→ Problem to solve
Wherever the word "meta" turns up in a line of the entries, copy that line.

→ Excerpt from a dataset
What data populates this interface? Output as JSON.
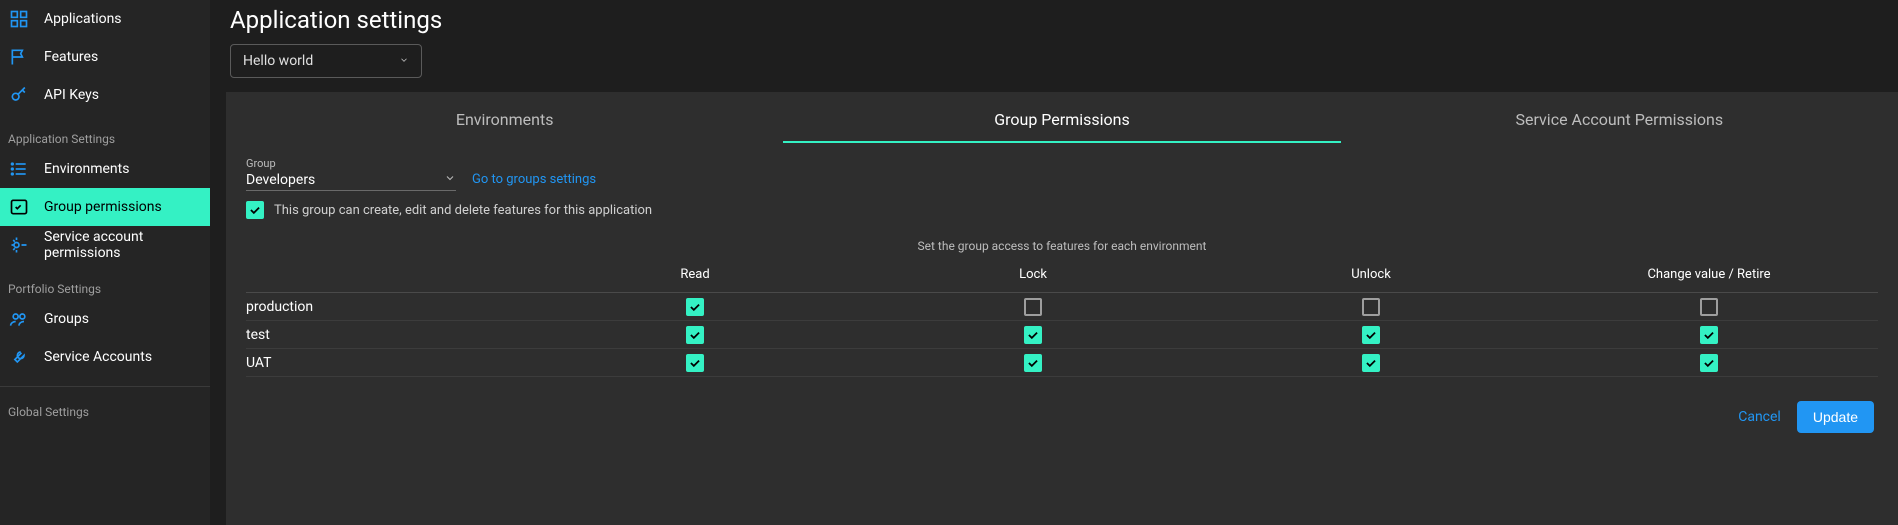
{
  "sidebar": {
    "top": [
      {
        "label": "Applications",
        "icon": "apps"
      },
      {
        "label": "Features",
        "icon": "flag"
      },
      {
        "label": "API Keys",
        "icon": "key"
      }
    ],
    "section_app_label": "Application Settings",
    "app_settings": [
      {
        "label": "Environments",
        "icon": "list"
      },
      {
        "label": "Group permissions",
        "icon": "checkbox-list",
        "active": true
      },
      {
        "label": "Service account permissions",
        "icon": "gear-key"
      }
    ],
    "section_portfolio_label": "Portfolio Settings",
    "portfolio_settings": [
      {
        "label": "Groups",
        "icon": "users"
      },
      {
        "label": "Service Accounts",
        "icon": "wrench"
      }
    ],
    "section_global_label": "Global Settings"
  },
  "header": {
    "title": "Application settings",
    "app_selected": "Hello world"
  },
  "tabs": [
    {
      "label": "Environments"
    },
    {
      "label": "Group Permissions",
      "active": true
    },
    {
      "label": "Service Account Permissions"
    }
  ],
  "group": {
    "label": "Group",
    "selected": "Developers",
    "link": "Go to groups settings",
    "feature_perm_label": "This group can create, edit and delete features for this application",
    "feature_perm_checked": true
  },
  "helper_text": "Set the group access to features for each environment",
  "table": {
    "columns": [
      "",
      "Read",
      "Lock",
      "Unlock",
      "Change value / Retire"
    ],
    "rows": [
      {
        "env": "production",
        "perms": [
          true,
          false,
          false,
          false
        ]
      },
      {
        "env": "test",
        "perms": [
          true,
          true,
          true,
          true
        ]
      },
      {
        "env": "UAT",
        "perms": [
          true,
          true,
          true,
          true
        ]
      }
    ]
  },
  "footer": {
    "cancel": "Cancel",
    "update": "Update"
  }
}
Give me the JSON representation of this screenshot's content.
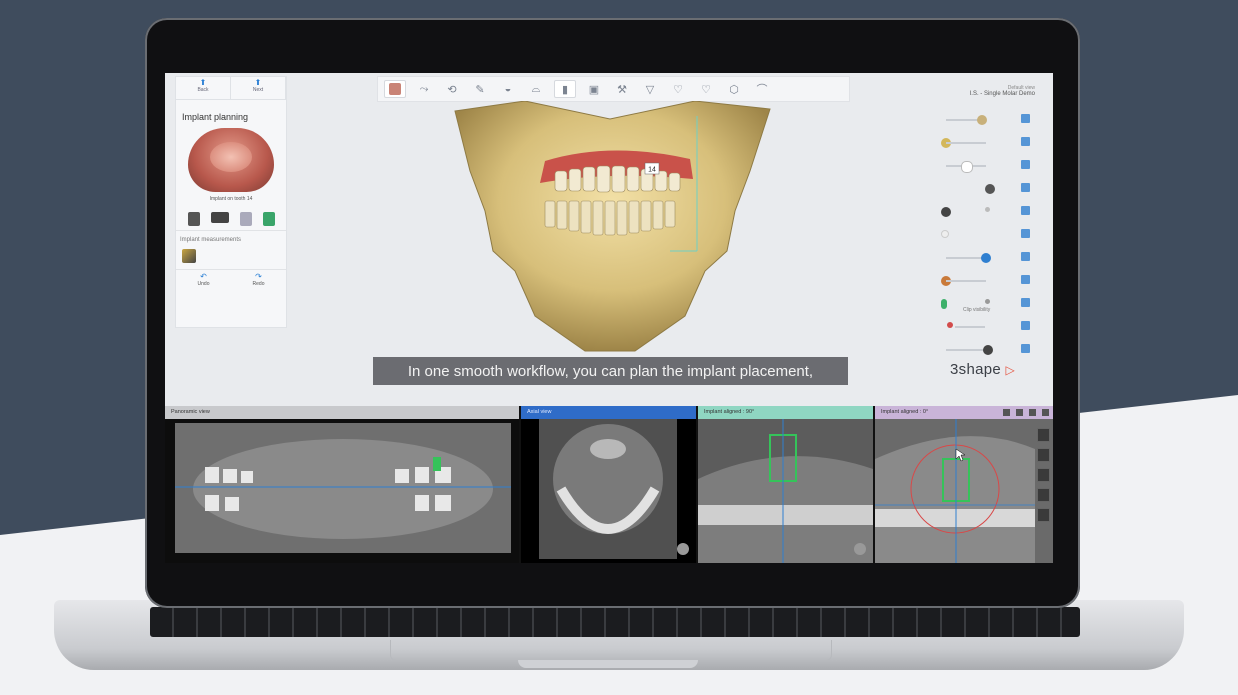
{
  "left_panel": {
    "back_label": "Back",
    "next_label": "Next",
    "title": "Implant planning",
    "model_caption": "Implant on tooth 14",
    "measurements_label": "Implant measurements",
    "undo_label": "Undo",
    "redo_label": "Redo"
  },
  "toolbar": {
    "tools": [
      "tool-1",
      "tool-2",
      "tool-3",
      "tool-4",
      "tool-5",
      "tool-6",
      "tool-7",
      "tool-8",
      "tool-9",
      "tool-10",
      "tool-11",
      "tool-12",
      "tool-13",
      "tool-14"
    ]
  },
  "view": {
    "label": "Default view",
    "case_name": "I.S. - Single Molar Demo"
  },
  "tooth_marker": "14",
  "clip_label": "Clip visibility",
  "subtitle": "In one smooth workflow, you can plan the implant placement,",
  "logo": {
    "text": "3shape",
    "mark": "▷"
  },
  "panes": {
    "panoramic": {
      "title": "Panoramic view",
      "header_color": "#c8c9cc"
    },
    "axial": {
      "title": "Axial view",
      "header_color": "#2f6cc8"
    },
    "aligned90": {
      "title": "Implant aligned : 90°",
      "header_color": "#8fd6c2"
    },
    "aligned0": {
      "title": "Implant aligned : 0°",
      "header_color": "#c9b4d8"
    }
  },
  "colors": {
    "bone": "#d7bf7a",
    "gum": "#c9524a",
    "accent": "#2a7fd4",
    "implant": "#35c35a"
  }
}
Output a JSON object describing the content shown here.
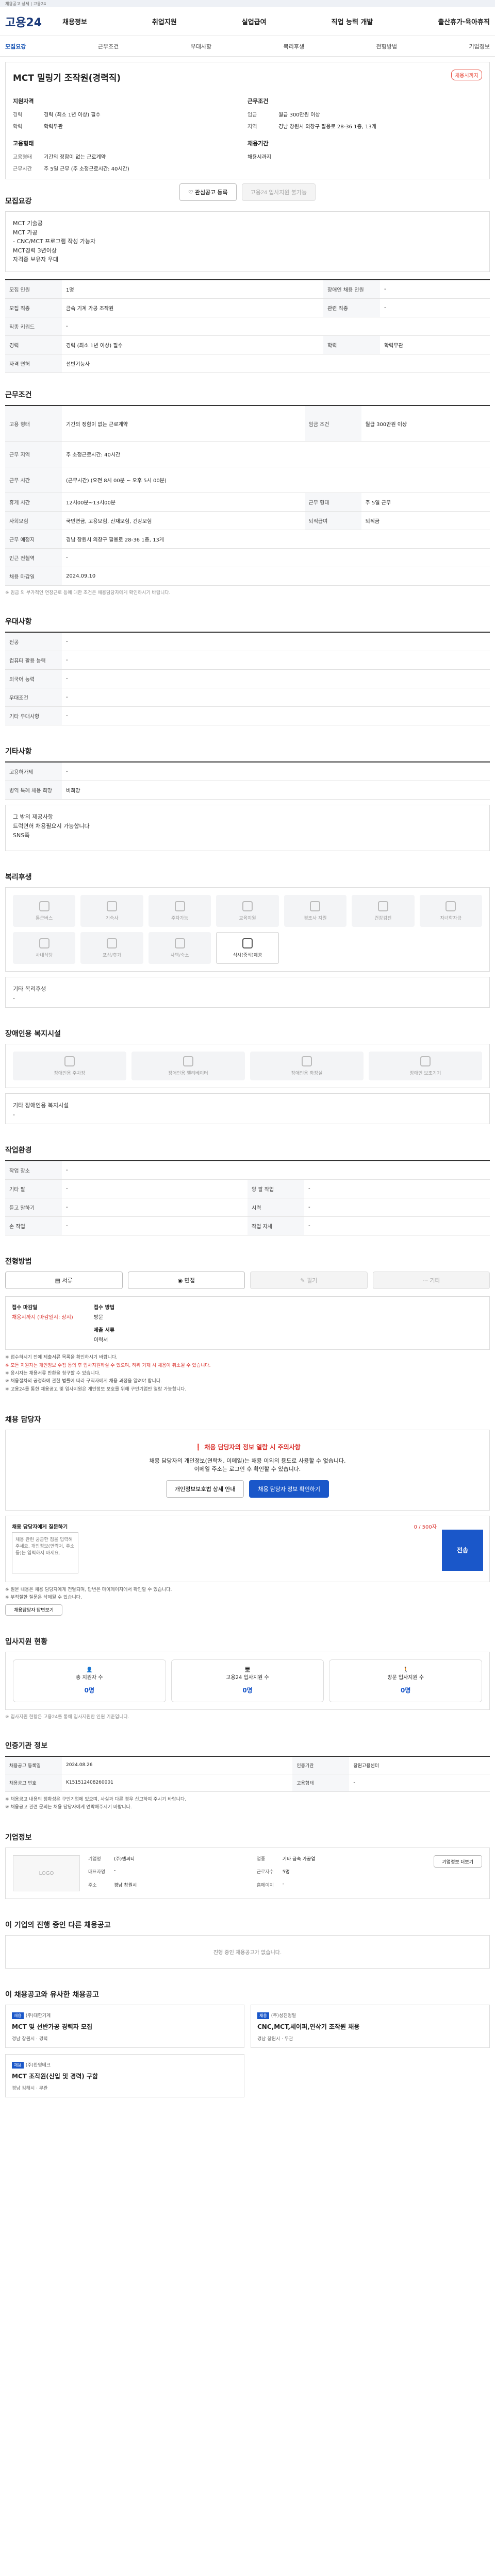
{
  "topbar": "채용공고 상세 | 고용24",
  "gnb": {
    "logo": "고용24",
    "menu": [
      "채용정보",
      "취업지원",
      "실업급여",
      "직업 능력 개발",
      "출산휴가·육아휴직"
    ]
  },
  "tabs": [
    "모집요강",
    "근무조건",
    "우대사항",
    "복리후생",
    "전형방법",
    "기업정보"
  ],
  "header": {
    "title": "MCT 밀링기 조작원(경력직)",
    "dday": "채용시까지",
    "qual_title": "지원자격",
    "cond_title": "근무조건",
    "career_k": "경력",
    "career_v": "경력 (최소 1년 이상) 필수",
    "edu_k": "학력",
    "edu_v": "학력무관",
    "pay_k": "임금",
    "pay_v": "월급 300만원 이상",
    "loc_k": "지역",
    "loc_v": "경남 창원시 의창구 팔용로 28-36 1층, 13게",
    "form_title": "고용형태",
    "form_k": "고용형태",
    "form_v": "기간의 정함이 없는 근로계약",
    "time_k": "근무시간",
    "time_v": "주 5일 근무 (주 소정근로시간: 40시간)",
    "period_title": "채용기간",
    "period_v": "채용시까지",
    "interest_btn": "관심공고 등록",
    "apply_btn": "고용24 입사지원 불가능"
  },
  "recruit": {
    "title": "모집요강",
    "desc_lines": [
      "MCT 기술공",
      "MCT 가공",
      "- CNC/MCT 프로그램 작성 가능자",
      "",
      "MCT경력 3년이상",
      "자격증 보유자 우대"
    ],
    "rows": [
      {
        "k": "모집 인원",
        "v": "1명",
        "k2": "장애인 채용 인원",
        "v2": "-"
      },
      {
        "k": "모집 직종",
        "v": "금속 기계 가공 조작원",
        "k2": "관련 직종",
        "v2": "-"
      },
      {
        "k": "직종 키워드",
        "v": "-",
        "k2": "",
        "v2": ""
      },
      {
        "k": "경력",
        "v": "경력 (최소 1년 이상) 필수",
        "k2": "학력",
        "v2": "학력무관"
      },
      {
        "k": "자격 면허",
        "v": "선반기능사",
        "k2": "",
        "v2": ""
      }
    ]
  },
  "work": {
    "title": "근무조건",
    "rows": [
      {
        "k": "고용 형태",
        "v": "기간의 정함이 없는 근로계약",
        "k2": "임금 조건",
        "v2": "월급 300만원 이상"
      },
      {
        "k": "근무 지역",
        "v": "주 소정근로시간: 40시간",
        "k2": "",
        "v2": ""
      },
      {
        "k": "근무 시간",
        "v": "(근무시간) (오전 8시 00분 ~ 오후 5시 00분)",
        "k2": "",
        "v2": ""
      },
      {
        "k": "휴게 시간",
        "v": "12시00분~13시00분",
        "k2": "근무 형태",
        "v2": "주 5일 근무"
      },
      {
        "k": "사회보험",
        "v": "국민연금, 고용보험, 산재보험, 건강보험",
        "k2": "퇴직급여",
        "v2": "퇴직금"
      },
      {
        "k": "근무 예정지",
        "v": "경남 창원시 의창구 팔용로 28-36 1층, 13게",
        "k2": "",
        "v2": ""
      },
      {
        "k": "인근 전철역",
        "v": "-",
        "k2": "",
        "v2": ""
      },
      {
        "k": "채용 마감일",
        "v": "2024.09.10",
        "k2": "",
        "v2": ""
      }
    ],
    "note": "※ 임금 외 부가적인 연장근로 등에 대한 조건은 채용담당자에게 확인하시기 바랍니다."
  },
  "pref": {
    "title": "우대사항",
    "rows": [
      {
        "k": "전공",
        "v": "-"
      },
      {
        "k": "컴퓨터 활용 능력",
        "v": "-"
      },
      {
        "k": "외국어 능력",
        "v": "-"
      },
      {
        "k": "우대조건",
        "v": "-"
      },
      {
        "k": "기타 우대사항",
        "v": "-"
      }
    ]
  },
  "etc": {
    "title": "기타사항",
    "rows": [
      {
        "k": "고용허가제",
        "v": "-"
      },
      {
        "k": "병역 특례 채용 희망",
        "v": "비희망"
      }
    ],
    "memo_lines": [
      "그 밖의 제공사항",
      "트럭면허 채용필요시 가능합니다",
      "SNS쪽"
    ]
  },
  "welfare": {
    "title": "복리후생",
    "items": [
      "통근버스",
      "기숙사",
      "주차가능",
      "교육지원",
      "경조사 지원",
      "건강검진",
      "자녀학자금",
      "사내식당",
      "포상/휴가",
      "사택/숙소",
      "식사(중식)제공",
      "",
      "",
      ""
    ],
    "extra_title": "기타 복리후생",
    "extra_v": "-"
  },
  "disability": {
    "title": "장애인용 복지시설",
    "items": [
      "장애인용 주차장",
      "장애인용 엘리베이터",
      "장애인용 화장실",
      "장애인 보조기기"
    ],
    "extra_title": "기타 장애인용 복지시설",
    "extra_v": "-"
  },
  "workenv": {
    "title": "작업환경",
    "rows": [
      {
        "k": "작업 장소",
        "v": "-",
        "k2": "",
        "v2": ""
      },
      {
        "k": "기타 팔",
        "v": "-",
        "k2": "양 팔 작업",
        "v2": "-"
      },
      {
        "k": "듣고 말하기",
        "v": "-",
        "k2": "시력",
        "v2": "-"
      },
      {
        "k": "손 작업",
        "v": "-",
        "k2": "작업 자세",
        "v2": "-"
      }
    ]
  },
  "method": {
    "title": "전형방법",
    "buttons": [
      "서류",
      "면접",
      "필기",
      "기타"
    ],
    "apply_label": "접수 마감일",
    "apply_v": "채용시까지 (마감일시: 상시)",
    "apply_label2": "접수 방법",
    "apply_v2": "방문",
    "docs_label": "제출 서류",
    "docs_v": "이력서",
    "bullets": [
      "※ 접수하시기 전에 제출서류 목록을 확인하시기 바랍니다.",
      "※ 모든 지원자는 개인정보 수집 동의 후 입사지원하실 수 있으며, 허위 기재 시 채용이 취소될 수 있습니다.",
      "※ 응시자는 채용서류 반환을 청구할 수 있습니다.",
      "※ 채용절차의 공정화에 관한 법률에 따라 구직자에게 채용 과정을 알려야 합니다.",
      "※ 고용24를 통한 채용공고 및 입사지원은 개인정보 보호를 위해 구인기업만 열람 가능합니다."
    ]
  },
  "manager": {
    "title": "채용 담당자",
    "warn": "채용 담당자의 정보 열람 시 주의사항",
    "desc1": "채용 담당자의 개인정보(연락처, 이메일)는 채용 이외의 용도로 사용할 수 없습니다.",
    "desc2": "이메일 주소는 로그인 후 확인할 수 있습니다.",
    "btn1": "개인정보보호법 상세 안내",
    "btn2": "채용 담당자 정보 확인하기",
    "qa_title": "채용 담당자에게 질문하기",
    "qa_limit": "0 / 500자",
    "qa_placeholder": "채용 관련 궁금한 점을 입력해주세요. 개인정보(연락처, 주소 등)는 입력하지 마세요.",
    "qa_send": "전송",
    "qa_notes": [
      "※ 질문 내용은 채용 담당자에게 전달되며, 답변은 마이페이지에서 확인할 수 있습니다.",
      "※ 부적절한 질문은 삭제될 수 있습니다."
    ],
    "qa_btn": "채용담당자 답변보기"
  },
  "applicants": {
    "title": "입사지원 현황",
    "items": [
      {
        "label": "총 지원자 수",
        "num": "0명"
      },
      {
        "label": "고용24 입사지원 수",
        "num": "0명"
      },
      {
        "label": "방문 입사지원 수",
        "num": "0명"
      }
    ],
    "note": "※ 입사지원 현황은 고용24를 통해 입사지원한 인원 기준입니다."
  },
  "jobinfo": {
    "title": "인증기관 정보",
    "rows": [
      {
        "k": "채용공고 등록일",
        "v": "2024.08.26",
        "k2": "인증기관",
        "v2": "창원고용센터"
      },
      {
        "k": "채용공고 번호",
        "v": "K151512408260001",
        "k2": "고용형태",
        "v2": "-"
      }
    ],
    "bullets": [
      "※ 채용공고 내용의 정확성은 구인기업에 있으며, 사실과 다른 경우 신고하여 주시기 바랍니다.",
      "※ 채용공고 관련 문의는 채용 담당자에게 연락해주시기 바랍니다."
    ]
  },
  "company": {
    "title": "기업정보",
    "logo": "LOGO",
    "fields": [
      {
        "k": "기업명",
        "v": "(주)엠씨티"
      },
      {
        "k": "업종",
        "v": "기타 금속 가공업"
      },
      {
        "k": "대표자명",
        "v": "-"
      },
      {
        "k": "근로자수",
        "v": "5명"
      },
      {
        "k": "주소",
        "v": "경남 창원시"
      },
      {
        "k": "홈페이지",
        "v": "-"
      }
    ],
    "btn": "기업정보 더보기"
  },
  "other": {
    "title": "이 기업의 진행 중인 다른 채용공고",
    "empty": "진행 중인 채용공고가 없습니다."
  },
  "recommend": {
    "title": "이 채용공고와 유사한 채용공고",
    "cards": [
      {
        "tag": "채용",
        "company": "(주)대한기계",
        "title": "MCT 및 선반가공 경력자 모집",
        "meta": "경남 창원시 · 경력"
      },
      {
        "tag": "채용",
        "company": "(주)성진정밀",
        "title": "CNC,MCT,세이퍼,연삭기 조작원 채용",
        "meta": "경남 창원시 · 무관"
      },
      {
        "tag": "채용",
        "company": "(주)한영테크",
        "title": "MCT 조작원(신입 및 경력) 구함",
        "meta": "경남 김해시 · 무관"
      }
    ]
  }
}
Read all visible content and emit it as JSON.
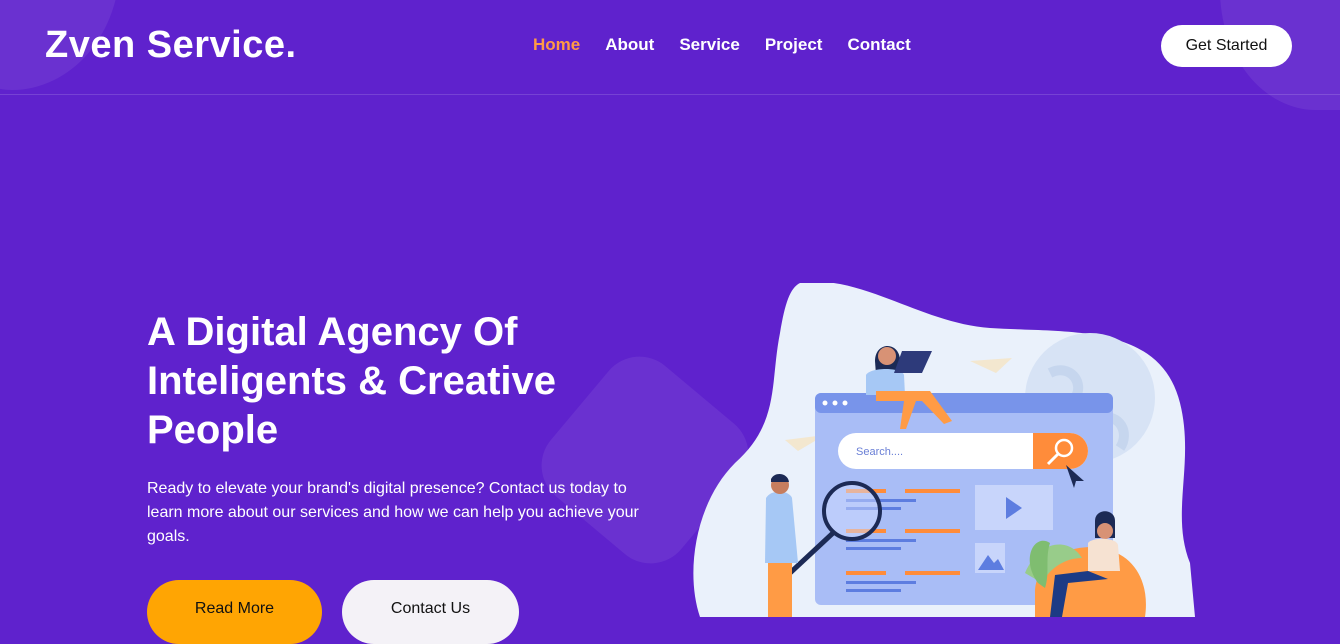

→ Solution to this exercise
        "meta": "경남 창원시 · 경력"
        "meta": "경남 창원시 · 무관"
        "meta": "경남 김해시 · 무관"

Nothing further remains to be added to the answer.